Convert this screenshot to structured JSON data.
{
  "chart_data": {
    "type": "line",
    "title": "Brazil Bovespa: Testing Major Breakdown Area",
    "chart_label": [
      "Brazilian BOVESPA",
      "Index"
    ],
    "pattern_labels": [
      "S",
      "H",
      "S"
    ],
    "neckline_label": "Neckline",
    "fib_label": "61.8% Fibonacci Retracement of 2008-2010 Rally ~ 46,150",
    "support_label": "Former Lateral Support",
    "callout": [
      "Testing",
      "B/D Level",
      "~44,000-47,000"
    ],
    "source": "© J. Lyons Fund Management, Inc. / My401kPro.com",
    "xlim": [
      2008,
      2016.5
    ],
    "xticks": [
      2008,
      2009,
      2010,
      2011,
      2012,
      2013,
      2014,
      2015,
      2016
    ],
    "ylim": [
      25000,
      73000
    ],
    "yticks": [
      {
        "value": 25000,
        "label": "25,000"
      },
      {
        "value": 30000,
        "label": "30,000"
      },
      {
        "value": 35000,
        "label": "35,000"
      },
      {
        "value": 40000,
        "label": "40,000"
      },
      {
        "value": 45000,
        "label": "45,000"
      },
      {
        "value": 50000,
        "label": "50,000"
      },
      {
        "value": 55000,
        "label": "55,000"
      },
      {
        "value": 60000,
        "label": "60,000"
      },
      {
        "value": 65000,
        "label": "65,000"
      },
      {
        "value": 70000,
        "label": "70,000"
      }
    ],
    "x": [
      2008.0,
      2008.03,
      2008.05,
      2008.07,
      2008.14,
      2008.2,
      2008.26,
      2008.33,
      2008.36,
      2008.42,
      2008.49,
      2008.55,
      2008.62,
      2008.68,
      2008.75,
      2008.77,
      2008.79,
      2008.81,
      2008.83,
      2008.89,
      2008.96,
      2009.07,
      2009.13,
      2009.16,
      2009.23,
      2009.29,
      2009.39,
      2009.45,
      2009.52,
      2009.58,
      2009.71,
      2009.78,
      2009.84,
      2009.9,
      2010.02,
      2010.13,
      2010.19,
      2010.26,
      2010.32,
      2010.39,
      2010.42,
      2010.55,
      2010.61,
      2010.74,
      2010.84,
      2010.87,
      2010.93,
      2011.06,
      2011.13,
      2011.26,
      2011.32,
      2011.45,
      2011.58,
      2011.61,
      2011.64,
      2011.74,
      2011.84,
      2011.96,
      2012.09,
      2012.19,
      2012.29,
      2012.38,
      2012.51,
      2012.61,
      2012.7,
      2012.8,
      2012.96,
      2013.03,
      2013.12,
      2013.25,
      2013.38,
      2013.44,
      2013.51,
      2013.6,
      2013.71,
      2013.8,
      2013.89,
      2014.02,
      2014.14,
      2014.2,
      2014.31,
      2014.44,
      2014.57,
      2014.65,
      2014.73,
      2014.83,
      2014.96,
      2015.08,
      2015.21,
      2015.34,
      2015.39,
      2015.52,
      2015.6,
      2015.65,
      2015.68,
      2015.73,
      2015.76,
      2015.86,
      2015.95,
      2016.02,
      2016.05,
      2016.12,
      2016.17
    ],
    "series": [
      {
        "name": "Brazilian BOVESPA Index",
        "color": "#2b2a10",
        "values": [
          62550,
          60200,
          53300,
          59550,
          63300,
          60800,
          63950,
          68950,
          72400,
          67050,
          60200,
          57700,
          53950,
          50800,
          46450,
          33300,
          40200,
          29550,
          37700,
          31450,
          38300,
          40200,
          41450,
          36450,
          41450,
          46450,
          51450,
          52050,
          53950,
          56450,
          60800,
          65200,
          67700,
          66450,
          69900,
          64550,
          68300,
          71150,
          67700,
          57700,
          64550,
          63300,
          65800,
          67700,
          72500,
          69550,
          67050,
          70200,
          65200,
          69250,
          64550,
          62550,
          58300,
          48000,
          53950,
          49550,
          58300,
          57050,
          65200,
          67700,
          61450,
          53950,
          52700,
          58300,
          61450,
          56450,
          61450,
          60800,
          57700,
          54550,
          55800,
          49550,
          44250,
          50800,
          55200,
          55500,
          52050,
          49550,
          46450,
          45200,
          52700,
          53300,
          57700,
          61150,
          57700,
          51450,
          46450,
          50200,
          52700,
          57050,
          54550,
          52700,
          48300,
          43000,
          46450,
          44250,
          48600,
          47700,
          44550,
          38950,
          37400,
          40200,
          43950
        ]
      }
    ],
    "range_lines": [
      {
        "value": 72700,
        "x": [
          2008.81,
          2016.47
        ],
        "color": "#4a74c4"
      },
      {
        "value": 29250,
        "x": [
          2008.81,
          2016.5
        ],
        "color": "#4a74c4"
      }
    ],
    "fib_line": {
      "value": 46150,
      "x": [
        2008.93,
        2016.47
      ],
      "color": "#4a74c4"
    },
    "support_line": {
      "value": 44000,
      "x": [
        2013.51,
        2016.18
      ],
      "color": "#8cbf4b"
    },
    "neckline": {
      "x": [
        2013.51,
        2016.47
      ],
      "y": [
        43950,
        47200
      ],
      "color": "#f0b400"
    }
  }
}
—————
◆ **Stated exercise**: Extract the data exactly as given.

◆ **Written reply**:
Convert this screenshot to structured JSON data.
{
  "chart_data": {
    "type": "line",
    "title": "Brazil Bovespa: Testing Major Breakdown Area",
    "chart_label": [
      "Brazilian BOVESPA",
      "Index"
    ],
    "pattern_labels": [
      "S",
      "H",
      "S"
    ],
    "neckline_label": "Neckline",
    "fib_label": "61.8% Fibonacci Retracement of 2008-2010 Rally ~ 46,150",
    "support_label": "Former Lateral Support",
    "callout": [
      "Testing",
      "B/D Level",
      "~44,000-47,000"
    ],
    "source": "© J. Lyons Fund Management, Inc. / My401kPro.com",
    "xlim": [
      2008,
      2016.5
    ],
    "xticks": [
      2008,
      2009,
      2010,
      2011,
      2012,
      2013,
      2014,
      2015,
      2016
    ],
    "ylim": [
      25000,
      73000
    ],
    "yticks": [
      {
        "value": 25000,
        "label": "25,000"
      },
      {
        "value": 30000,
        "label": "30,000"
      },
      {
        "value": 35000,
        "label": "35,000"
      },
      {
        "value": 40000,
        "label": "40,000"
      },
      {
        "value": 45000,
        "label": "45,000"
      },
      {
        "value": 50000,
        "label": "50,000"
      },
      {
        "value": 55000,
        "label": "55,000"
      },
      {
        "value": 60000,
        "label": "60,000"
      },
      {
        "value": 65000,
        "label": "65,000"
      },
      {
        "value": 70000,
        "label": "70,000"
      }
    ],
    "x": [
      2008.0,
      2008.03,
      2008.05,
      2008.07,
      2008.14,
      2008.2,
      2008.26,
      2008.33,
      2008.36,
      2008.42,
      2008.49,
      2008.55,
      2008.62,
      2008.68,
      2008.75,
      2008.77,
      2008.79,
      2008.81,
      2008.83,
      2008.89,
      2008.96,
      2009.07,
      2009.13,
      2009.16,
      2009.23,
      2009.29,
      2009.39,
      2009.45,
      2009.52,
      2009.58,
      2009.71,
      2009.78,
      2009.84,
      2009.9,
      2010.02,
      2010.13,
      2010.19,
      2010.26,
      2010.32,
      2010.39,
      2010.42,
      2010.55,
      2010.61,
      2010.74,
      2010.84,
      2010.87,
      2010.93,
      2011.06,
      2011.13,
      2011.26,
      2011.32,
      2011.45,
      2011.58,
      2011.61,
      2011.64,
      2011.74,
      2011.84,
      2011.96,
      2012.09,
      2012.19,
      2012.29,
      2012.38,
      2012.51,
      2012.61,
      2012.7,
      2012.8,
      2012.96,
      2013.03,
      2013.12,
      2013.25,
      2013.38,
      2013.44,
      2013.51,
      2013.6,
      2013.71,
      2013.8,
      2013.89,
      2014.02,
      2014.14,
      2014.2,
      2014.31,
      2014.44,
      2014.57,
      2014.65,
      2014.73,
      2014.83,
      2014.96,
      2015.08,
      2015.21,
      2015.34,
      2015.39,
      2015.52,
      2015.6,
      2015.65,
      2015.68,
      2015.73,
      2015.76,
      2015.86,
      2015.95,
      2016.02,
      2016.05,
      2016.12,
      2016.17
    ],
    "series": [
      {
        "name": "Brazilian BOVESPA Index",
        "color": "#2b2a10",
        "values": [
          62550,
          60200,
          53300,
          59550,
          63300,
          60800,
          63950,
          68950,
          72400,
          67050,
          60200,
          57700,
          53950,
          50800,
          46450,
          33300,
          40200,
          29550,
          37700,
          31450,
          38300,
          40200,
          41450,
          36450,
          41450,
          46450,
          51450,
          52050,
          53950,
          56450,
          60800,
          65200,
          67700,
          66450,
          69900,
          64550,
          68300,
          71150,
          67700,
          57700,
          64550,
          63300,
          65800,
          67700,
          72500,
          69550,
          67050,
          70200,
          65200,
          69250,
          64550,
          62550,
          58300,
          48000,
          53950,
          49550,
          58300,
          57050,
          65200,
          67700,
          61450,
          53950,
          52700,
          58300,
          61450,
          56450,
          61450,
          60800,
          57700,
          54550,
          55800,
          49550,
          44250,
          50800,
          55200,
          55500,
          52050,
          49550,
          46450,
          45200,
          52700,
          53300,
          57700,
          61150,
          57700,
          51450,
          46450,
          50200,
          52700,
          57050,
          54550,
          52700,
          48300,
          43000,
          46450,
          44250,
          48600,
          47700,
          44550,
          38950,
          37400,
          40200,
          43950
        ]
      }
    ],
    "range_lines": [
      {
        "value": 72700,
        "x": [
          2008.81,
          2016.47
        ],
        "color": "#4a74c4"
      },
      {
        "value": 29250,
        "x": [
          2008.81,
          2016.5
        ],
        "color": "#4a74c4"
      }
    ],
    "fib_line": {
      "value": 46150,
      "x": [
        2008.93,
        2016.47
      ],
      "color": "#4a74c4"
    },
    "support_line": {
      "value": 44000,
      "x": [
        2013.51,
        2016.18
      ],
      "color": "#8cbf4b"
    },
    "neckline": {
      "x": [
        2013.51,
        2016.47
      ],
      "y": [
        43950,
        47200
      ],
      "color": "#f0b400"
    }
  }
}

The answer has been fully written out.